> _Problem statement_:
Report every line from the material that contains the word "narodu".

> _Data excerpts_:
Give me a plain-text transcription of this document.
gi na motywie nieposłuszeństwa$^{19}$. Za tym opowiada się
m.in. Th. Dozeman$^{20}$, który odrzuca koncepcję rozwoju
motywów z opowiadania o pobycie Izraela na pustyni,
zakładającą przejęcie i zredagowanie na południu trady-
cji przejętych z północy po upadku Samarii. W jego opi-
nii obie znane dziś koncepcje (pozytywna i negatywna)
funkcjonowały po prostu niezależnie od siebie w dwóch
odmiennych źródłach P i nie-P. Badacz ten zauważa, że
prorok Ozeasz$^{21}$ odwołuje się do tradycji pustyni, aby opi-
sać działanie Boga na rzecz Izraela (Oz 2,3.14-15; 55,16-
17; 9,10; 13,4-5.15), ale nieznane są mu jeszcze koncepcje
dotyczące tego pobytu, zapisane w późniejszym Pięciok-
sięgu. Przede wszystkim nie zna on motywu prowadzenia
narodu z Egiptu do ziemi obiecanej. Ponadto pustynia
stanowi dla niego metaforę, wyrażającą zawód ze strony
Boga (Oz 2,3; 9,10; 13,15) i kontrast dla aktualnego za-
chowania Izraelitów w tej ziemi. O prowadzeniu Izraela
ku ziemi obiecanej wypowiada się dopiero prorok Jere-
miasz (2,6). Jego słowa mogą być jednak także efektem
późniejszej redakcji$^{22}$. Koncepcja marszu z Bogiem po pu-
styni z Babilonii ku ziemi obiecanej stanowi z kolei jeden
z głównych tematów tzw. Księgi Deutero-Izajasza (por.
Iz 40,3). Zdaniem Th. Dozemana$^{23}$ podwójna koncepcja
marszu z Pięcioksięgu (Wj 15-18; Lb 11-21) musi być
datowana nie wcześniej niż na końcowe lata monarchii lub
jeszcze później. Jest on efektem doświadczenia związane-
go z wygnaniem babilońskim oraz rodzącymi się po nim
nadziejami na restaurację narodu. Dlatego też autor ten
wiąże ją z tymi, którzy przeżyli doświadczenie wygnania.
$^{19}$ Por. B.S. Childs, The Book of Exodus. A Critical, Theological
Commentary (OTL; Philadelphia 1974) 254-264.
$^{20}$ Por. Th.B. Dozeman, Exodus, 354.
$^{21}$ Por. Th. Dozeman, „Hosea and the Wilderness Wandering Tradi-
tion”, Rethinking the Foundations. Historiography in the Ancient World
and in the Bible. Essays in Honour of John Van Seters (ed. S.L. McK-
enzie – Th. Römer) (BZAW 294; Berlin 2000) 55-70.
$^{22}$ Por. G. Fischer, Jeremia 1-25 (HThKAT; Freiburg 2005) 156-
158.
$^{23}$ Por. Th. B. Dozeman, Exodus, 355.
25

* * *

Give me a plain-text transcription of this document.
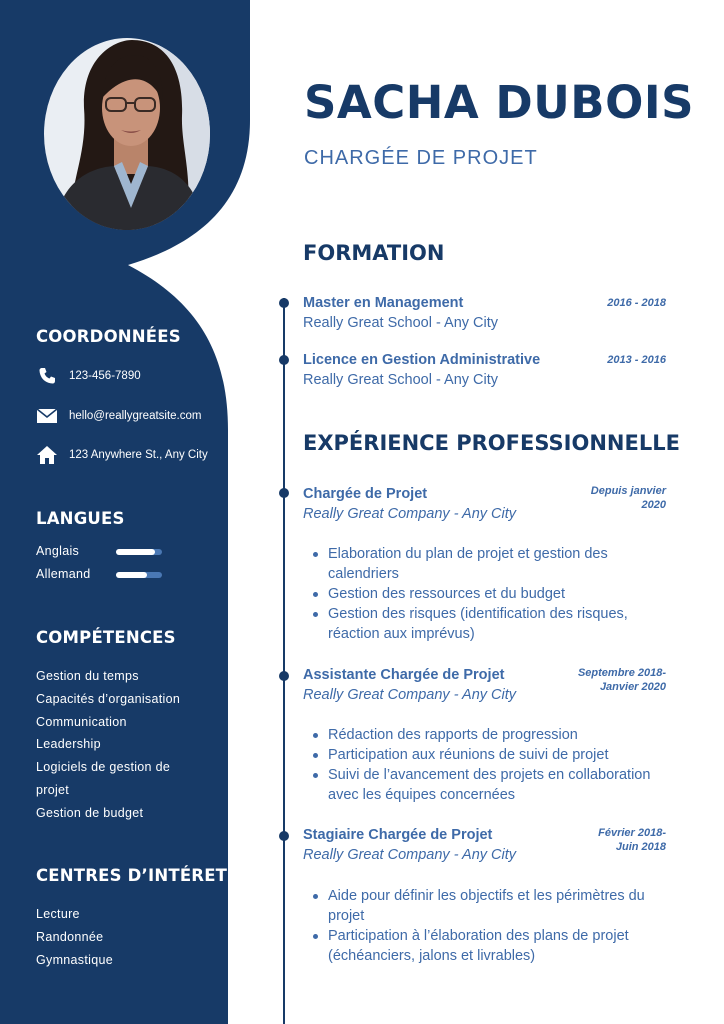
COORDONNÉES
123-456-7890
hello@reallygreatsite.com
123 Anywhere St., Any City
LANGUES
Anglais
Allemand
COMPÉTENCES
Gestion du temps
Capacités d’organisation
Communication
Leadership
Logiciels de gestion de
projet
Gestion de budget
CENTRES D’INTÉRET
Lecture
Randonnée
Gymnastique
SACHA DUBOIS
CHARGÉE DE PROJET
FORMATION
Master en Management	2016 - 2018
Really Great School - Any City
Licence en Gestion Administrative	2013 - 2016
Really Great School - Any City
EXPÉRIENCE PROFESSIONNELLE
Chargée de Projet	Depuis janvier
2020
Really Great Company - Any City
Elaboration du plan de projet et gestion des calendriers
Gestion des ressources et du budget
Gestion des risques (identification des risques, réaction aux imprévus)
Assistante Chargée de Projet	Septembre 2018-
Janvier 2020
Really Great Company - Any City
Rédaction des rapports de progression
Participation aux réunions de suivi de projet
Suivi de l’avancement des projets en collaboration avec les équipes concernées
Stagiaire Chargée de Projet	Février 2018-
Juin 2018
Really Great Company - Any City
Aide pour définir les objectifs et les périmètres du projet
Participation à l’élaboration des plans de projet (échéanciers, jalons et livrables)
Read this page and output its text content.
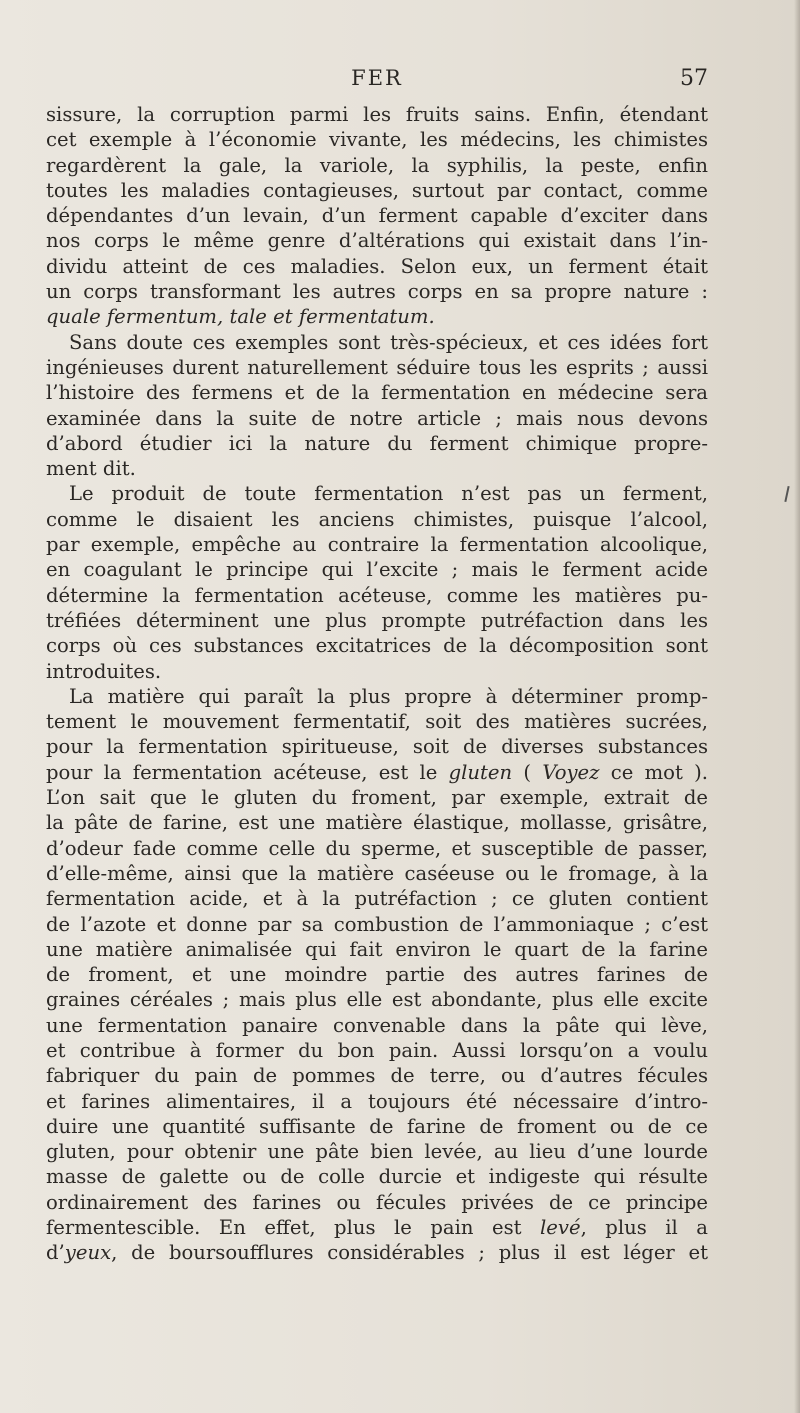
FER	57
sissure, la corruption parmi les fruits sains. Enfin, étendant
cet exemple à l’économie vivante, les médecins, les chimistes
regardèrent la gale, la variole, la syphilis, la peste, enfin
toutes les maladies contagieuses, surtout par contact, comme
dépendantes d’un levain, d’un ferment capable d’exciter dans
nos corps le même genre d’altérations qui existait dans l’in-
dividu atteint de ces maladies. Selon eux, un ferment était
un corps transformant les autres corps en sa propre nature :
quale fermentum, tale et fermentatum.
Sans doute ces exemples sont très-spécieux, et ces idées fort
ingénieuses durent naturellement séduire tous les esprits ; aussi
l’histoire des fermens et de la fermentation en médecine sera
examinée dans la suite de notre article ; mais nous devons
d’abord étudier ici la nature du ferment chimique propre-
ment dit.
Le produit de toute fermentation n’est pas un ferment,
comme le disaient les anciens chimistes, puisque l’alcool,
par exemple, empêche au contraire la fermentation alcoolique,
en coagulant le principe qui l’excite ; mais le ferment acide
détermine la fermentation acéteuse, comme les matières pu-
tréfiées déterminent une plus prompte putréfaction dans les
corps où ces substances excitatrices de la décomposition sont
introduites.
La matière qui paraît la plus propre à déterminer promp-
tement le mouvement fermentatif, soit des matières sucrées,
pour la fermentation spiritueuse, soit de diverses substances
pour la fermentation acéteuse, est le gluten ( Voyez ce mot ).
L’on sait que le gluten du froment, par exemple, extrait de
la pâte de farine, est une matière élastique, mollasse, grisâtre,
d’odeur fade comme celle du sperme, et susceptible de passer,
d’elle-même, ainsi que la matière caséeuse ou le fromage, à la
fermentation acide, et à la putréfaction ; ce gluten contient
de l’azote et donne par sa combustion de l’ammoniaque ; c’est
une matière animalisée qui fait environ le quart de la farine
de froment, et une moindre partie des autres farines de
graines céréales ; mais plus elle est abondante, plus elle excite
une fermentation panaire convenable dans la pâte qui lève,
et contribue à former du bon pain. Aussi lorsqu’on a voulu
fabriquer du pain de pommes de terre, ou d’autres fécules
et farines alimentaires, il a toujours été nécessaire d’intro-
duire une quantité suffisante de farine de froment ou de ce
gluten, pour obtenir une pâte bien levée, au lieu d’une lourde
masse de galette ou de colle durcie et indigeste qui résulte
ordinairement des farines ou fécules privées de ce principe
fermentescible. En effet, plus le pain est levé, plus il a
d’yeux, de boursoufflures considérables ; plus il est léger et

> _Reply_:
narodu z Egiptu do ziemi obiecanej. Ponadto pustynia
nadziejami na restaurację narodu. Dlatego też autor ten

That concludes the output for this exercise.